TASK INPUT:
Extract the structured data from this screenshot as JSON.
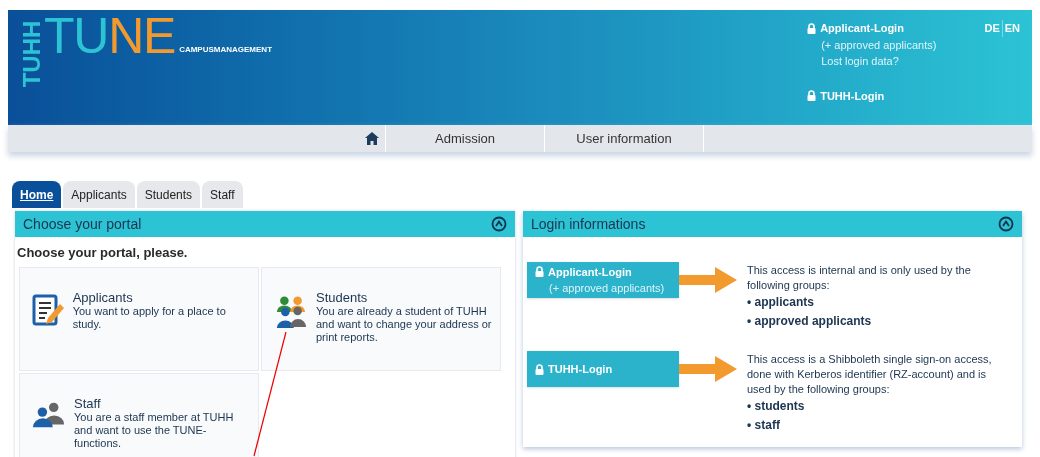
{
  "header": {
    "logo": {
      "side": "TUHH",
      "first": "TU",
      "second": "NE",
      "subtitle": "CAMPUSMANAGEMENT"
    },
    "logins": [
      {
        "label": "Applicant-Login",
        "lines": [
          "(+ approved applicants)",
          "Lost login data?"
        ]
      },
      {
        "label": "TUHH-Login"
      }
    ],
    "languages": [
      "DE",
      "EN"
    ]
  },
  "nav": {
    "items": [
      "Admission",
      "User information"
    ]
  },
  "tabs": [
    {
      "label": "Home",
      "selected": true
    },
    {
      "label": "Applicants",
      "selected": false
    },
    {
      "label": "Students",
      "selected": false
    },
    {
      "label": "Staff",
      "selected": false
    }
  ],
  "portal_panel": {
    "title": "Choose your portal",
    "expanded": true,
    "intro": "Choose your portal, please.",
    "cards": [
      {
        "kind": "applicant",
        "title": "Applicants",
        "text": "You want to apply for a place to study."
      },
      {
        "kind": "students",
        "title": "Students",
        "text": "You are already a student of TUHH and want to change your address or print reports."
      },
      {
        "kind": "staff",
        "title": "Staff",
        "text": "You are a staff member at TUHH and want to use the TUNE-functions."
      }
    ]
  },
  "login_panel": {
    "title": "Login informations",
    "expanded": true,
    "entries": [
      {
        "label": "Applicant-Login",
        "sub": "(+ approved applicants)",
        "text": "This access is internal and is only used by the following groups:",
        "groups": [
          "• applicants",
          "• approved applicants"
        ]
      },
      {
        "label": "TUHH-Login",
        "text": "This access is a Shibboleth single sign-on access, done with Kerberos identifier (RZ-account) and is used by the following groups:",
        "groups": [
          "• students",
          "• staff"
        ]
      }
    ]
  }
}
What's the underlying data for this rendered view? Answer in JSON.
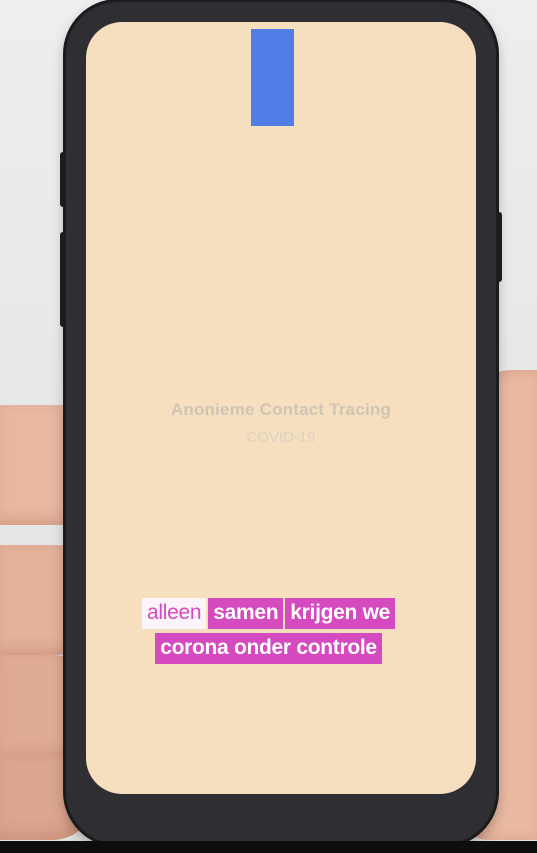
{
  "app": {
    "title": "Anonieme Contact Tracing",
    "subtitle": "COVID-19"
  },
  "captions": {
    "line1": [
      "alleen",
      "samen",
      "krijgen we"
    ],
    "line2": [
      "corona onder controle"
    ]
  },
  "colors": {
    "screen_background": "#f6dfbf",
    "indicator": "#4f7ee6",
    "caption_highlight": "#d54bbf",
    "caption_text": "#ffffff"
  }
}
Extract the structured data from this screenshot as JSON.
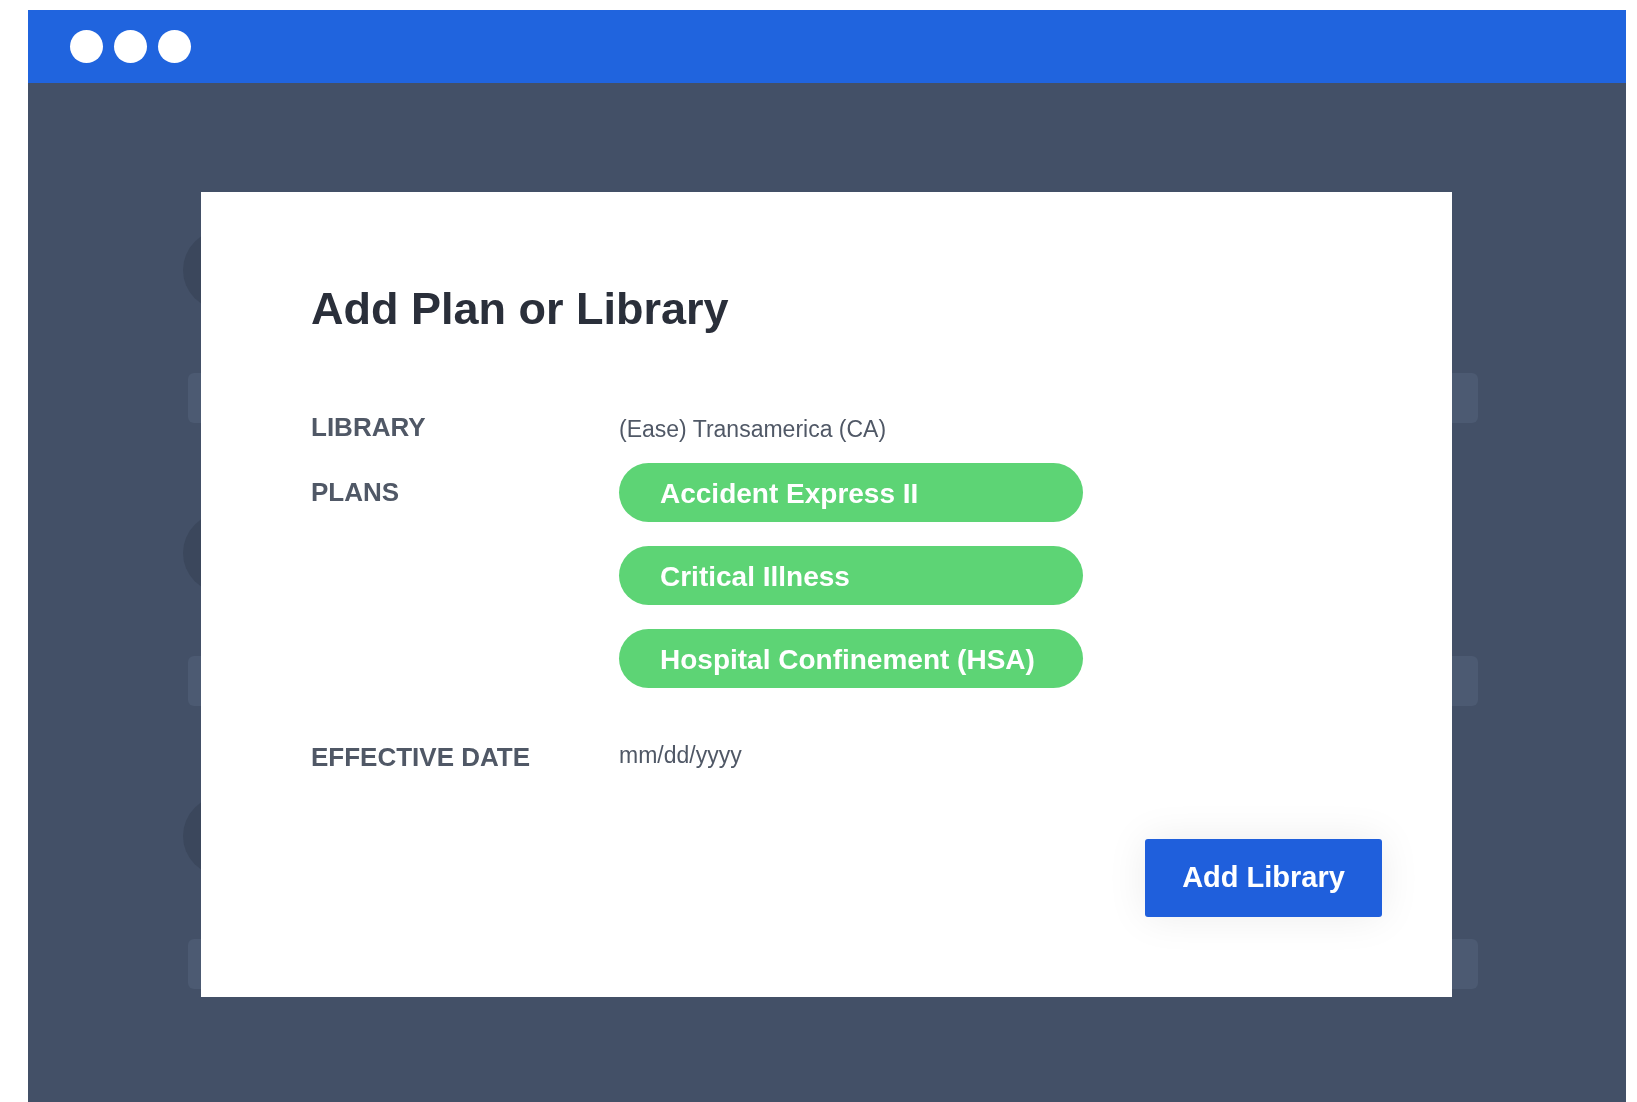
{
  "dialog": {
    "title": "Add Plan or Library",
    "fields": [
      {
        "label": "LIBRARY",
        "kind": "text",
        "value": "(Ease) Transamerica (CA)"
      },
      {
        "label": "PLANS",
        "kind": "tags",
        "tags": [
          "Accident Express II",
          "Critical Illness",
          "Hospital Confinement (HSA)"
        ]
      },
      {
        "label": "EFFECTIVE DATE",
        "kind": "date",
        "placeholder": "mm/dd/yyyy"
      }
    ],
    "button": "Add Library"
  }
}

TASK BRIEF: Above are the records; reproduce them exactly and leave out the pictures.

COMPLETED TASK:
Extract the structured data from this screenshot as JSON.
{
  "header": {
    "logo": {
      "side": "TUHH",
      "first": "TU",
      "second": "NE",
      "subtitle": "CAMPUSMANAGEMENT"
    },
    "logins": [
      {
        "label": "Applicant-Login",
        "lines": [
          "(+ approved applicants)",
          "Lost login data?"
        ]
      },
      {
        "label": "TUHH-Login"
      }
    ],
    "languages": [
      "DE",
      "EN"
    ]
  },
  "nav": {
    "items": [
      "Admission",
      "User information"
    ]
  },
  "tabs": [
    {
      "label": "Home",
      "selected": true
    },
    {
      "label": "Applicants",
      "selected": false
    },
    {
      "label": "Students",
      "selected": false
    },
    {
      "label": "Staff",
      "selected": false
    }
  ],
  "portal_panel": {
    "title": "Choose your portal",
    "expanded": true,
    "intro": "Choose your portal, please.",
    "cards": [
      {
        "kind": "applicant",
        "title": "Applicants",
        "text": "You want to apply for a place to study."
      },
      {
        "kind": "students",
        "title": "Students",
        "text": "You are already a student of TUHH and want to change your address or print reports."
      },
      {
        "kind": "staff",
        "title": "Staff",
        "text": "You are a staff member at TUHH and want to use the TUNE-functions."
      }
    ]
  },
  "login_panel": {
    "title": "Login informations",
    "expanded": true,
    "entries": [
      {
        "label": "Applicant-Login",
        "sub": "(+ approved applicants)",
        "text": "This access is internal and is only used by the following groups:",
        "groups": [
          "• applicants",
          "• approved applicants"
        ]
      },
      {
        "label": "TUHH-Login",
        "text": "This access is a Shibboleth single sign-on access, done with Kerberos identifier (RZ-account) and is used by the following groups:",
        "groups": [
          "• students",
          "• staff"
        ]
      }
    ]
  }
}
What's the underlying data for this rendered view? Answer in JSON.
{
  "app": {
    "title": "Anonieme Contact Tracing",
    "subtitle": "COVID-19"
  },
  "captions": {
    "line1": [
      "alleen",
      "samen",
      "krijgen we"
    ],
    "line2": [
      "corona onder controle"
    ]
  },
  "colors": {
    "screen_background": "#f6dfbf",
    "indicator": "#4f7ee6",
    "caption_highlight": "#d54bbf",
    "caption_text": "#ffffff"
  }
}
Extract the structured data from this screenshot as JSON.
{
  "dialog": {
    "title": "Add Plan or Library",
    "fields": [
      {
        "label": "LIBRARY",
        "kind": "text",
        "value": "(Ease) Transamerica (CA)"
      },
      {
        "label": "PLANS",
        "kind": "tags",
        "tags": [
          "Accident Express II",
          "Critical Illness",
          "Hospital Confinement (HSA)"
        ]
      },
      {
        "label": "EFFECTIVE DATE",
        "kind": "date",
        "placeholder": "mm/dd/yyyy"
      }
    ],
    "button": "Add Library"
  }
}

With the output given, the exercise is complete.